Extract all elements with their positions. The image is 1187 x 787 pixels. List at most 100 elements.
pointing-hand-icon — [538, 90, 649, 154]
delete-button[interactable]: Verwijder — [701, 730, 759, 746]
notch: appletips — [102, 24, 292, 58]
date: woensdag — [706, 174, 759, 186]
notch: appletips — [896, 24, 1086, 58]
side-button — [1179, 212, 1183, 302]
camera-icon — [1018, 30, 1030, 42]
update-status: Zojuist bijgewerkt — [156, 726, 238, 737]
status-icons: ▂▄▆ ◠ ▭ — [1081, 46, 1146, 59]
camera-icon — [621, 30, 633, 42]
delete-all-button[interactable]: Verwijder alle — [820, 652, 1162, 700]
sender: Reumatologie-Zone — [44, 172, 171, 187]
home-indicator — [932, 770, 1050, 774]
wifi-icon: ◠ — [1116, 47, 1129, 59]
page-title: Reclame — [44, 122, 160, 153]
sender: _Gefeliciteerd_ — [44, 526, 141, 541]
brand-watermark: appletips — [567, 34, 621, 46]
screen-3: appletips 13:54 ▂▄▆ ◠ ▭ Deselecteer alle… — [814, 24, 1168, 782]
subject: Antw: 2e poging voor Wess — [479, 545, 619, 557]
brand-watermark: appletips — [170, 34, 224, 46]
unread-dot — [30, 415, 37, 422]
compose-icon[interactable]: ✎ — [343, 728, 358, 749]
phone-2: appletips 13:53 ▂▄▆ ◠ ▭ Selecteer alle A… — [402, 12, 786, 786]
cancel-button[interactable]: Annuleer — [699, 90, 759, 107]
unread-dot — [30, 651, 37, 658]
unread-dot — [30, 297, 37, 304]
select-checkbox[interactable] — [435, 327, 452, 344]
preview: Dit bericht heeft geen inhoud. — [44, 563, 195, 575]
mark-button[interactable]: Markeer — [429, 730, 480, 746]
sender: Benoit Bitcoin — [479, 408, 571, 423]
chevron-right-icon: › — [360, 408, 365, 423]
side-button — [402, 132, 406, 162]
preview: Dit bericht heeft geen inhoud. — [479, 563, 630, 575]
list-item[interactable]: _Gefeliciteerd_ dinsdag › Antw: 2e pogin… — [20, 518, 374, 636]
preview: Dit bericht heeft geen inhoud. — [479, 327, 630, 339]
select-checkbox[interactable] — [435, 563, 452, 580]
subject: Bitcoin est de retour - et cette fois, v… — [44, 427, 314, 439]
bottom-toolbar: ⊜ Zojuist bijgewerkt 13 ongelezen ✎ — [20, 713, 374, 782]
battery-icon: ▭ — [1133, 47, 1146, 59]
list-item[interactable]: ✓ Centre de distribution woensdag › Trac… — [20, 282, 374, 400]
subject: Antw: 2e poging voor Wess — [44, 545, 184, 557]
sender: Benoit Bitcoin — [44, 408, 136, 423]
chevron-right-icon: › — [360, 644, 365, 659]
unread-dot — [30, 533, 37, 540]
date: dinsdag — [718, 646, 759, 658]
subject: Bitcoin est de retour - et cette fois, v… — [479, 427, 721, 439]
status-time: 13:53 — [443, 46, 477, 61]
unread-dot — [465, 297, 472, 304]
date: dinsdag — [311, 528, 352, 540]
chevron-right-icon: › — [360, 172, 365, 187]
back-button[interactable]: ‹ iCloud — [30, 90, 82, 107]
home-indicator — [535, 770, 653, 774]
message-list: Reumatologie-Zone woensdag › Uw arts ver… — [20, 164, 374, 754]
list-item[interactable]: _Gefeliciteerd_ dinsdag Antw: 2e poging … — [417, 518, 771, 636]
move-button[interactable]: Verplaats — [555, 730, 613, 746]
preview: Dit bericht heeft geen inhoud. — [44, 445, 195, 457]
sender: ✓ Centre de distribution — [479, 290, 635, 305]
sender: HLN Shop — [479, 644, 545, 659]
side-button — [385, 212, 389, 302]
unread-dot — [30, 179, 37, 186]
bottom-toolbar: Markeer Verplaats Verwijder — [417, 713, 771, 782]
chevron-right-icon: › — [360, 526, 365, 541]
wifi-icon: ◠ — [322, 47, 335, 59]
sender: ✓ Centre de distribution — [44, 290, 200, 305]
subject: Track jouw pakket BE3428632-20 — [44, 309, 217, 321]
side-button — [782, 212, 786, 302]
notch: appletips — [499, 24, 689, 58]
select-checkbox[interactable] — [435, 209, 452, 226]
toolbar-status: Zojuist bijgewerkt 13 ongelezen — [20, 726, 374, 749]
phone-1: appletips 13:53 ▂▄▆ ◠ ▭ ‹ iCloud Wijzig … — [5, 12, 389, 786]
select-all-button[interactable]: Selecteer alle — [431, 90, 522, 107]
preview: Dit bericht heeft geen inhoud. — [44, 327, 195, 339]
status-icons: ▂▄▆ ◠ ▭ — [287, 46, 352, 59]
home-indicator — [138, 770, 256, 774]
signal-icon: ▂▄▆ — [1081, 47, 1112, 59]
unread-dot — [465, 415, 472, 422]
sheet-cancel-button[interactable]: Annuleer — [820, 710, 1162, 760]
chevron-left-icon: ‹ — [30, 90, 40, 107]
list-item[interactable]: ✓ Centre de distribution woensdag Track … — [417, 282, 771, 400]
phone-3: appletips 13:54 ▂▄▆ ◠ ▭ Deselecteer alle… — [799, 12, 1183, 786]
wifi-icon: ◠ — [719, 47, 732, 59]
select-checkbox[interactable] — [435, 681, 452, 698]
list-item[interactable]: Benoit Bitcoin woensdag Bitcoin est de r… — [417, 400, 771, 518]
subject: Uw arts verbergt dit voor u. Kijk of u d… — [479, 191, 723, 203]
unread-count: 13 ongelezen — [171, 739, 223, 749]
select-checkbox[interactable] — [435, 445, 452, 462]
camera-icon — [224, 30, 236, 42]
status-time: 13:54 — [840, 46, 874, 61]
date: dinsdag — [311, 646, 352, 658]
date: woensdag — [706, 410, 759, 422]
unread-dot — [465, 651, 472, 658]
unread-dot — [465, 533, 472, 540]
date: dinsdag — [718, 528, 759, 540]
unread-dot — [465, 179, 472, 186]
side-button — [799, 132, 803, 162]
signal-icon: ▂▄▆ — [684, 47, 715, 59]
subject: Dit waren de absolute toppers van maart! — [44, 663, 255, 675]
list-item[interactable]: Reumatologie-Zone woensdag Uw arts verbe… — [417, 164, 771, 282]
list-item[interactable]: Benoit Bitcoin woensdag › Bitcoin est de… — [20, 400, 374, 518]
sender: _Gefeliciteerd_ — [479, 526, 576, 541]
◇ ◇ ◇ ◇ ◇
• _WHAT NEEDS TO BE DONE_
Put each line of the records, from the first line through the line containing "camera-icon — [621, 30, 633, 42]", into a numbered list, leaving out any blank lines.

• _RESPONSE BELOW_
1. Extract all elements with their positions. The image is 1187 x 787 pixels. List at most 100 elements.
2. pointing-hand-icon — [538, 90, 649, 154]
3. delete-button[interactable]: Verwijder — [701, 730, 759, 746]
4. notch: appletips — [102, 24, 292, 58]
5. date: woensdag — [706, 174, 759, 186]
6. notch: appletips — [896, 24, 1086, 58]
7. side-button — [1179, 212, 1183, 302]
8. camera-icon — [1018, 30, 1030, 42]
9. update-status: Zojuist bijgewerkt — [156, 726, 238, 737]
10. status-icons: ▂▄▆ ◠ ▭ — [1081, 46, 1146, 59]
11. camera-icon — [621, 30, 633, 42]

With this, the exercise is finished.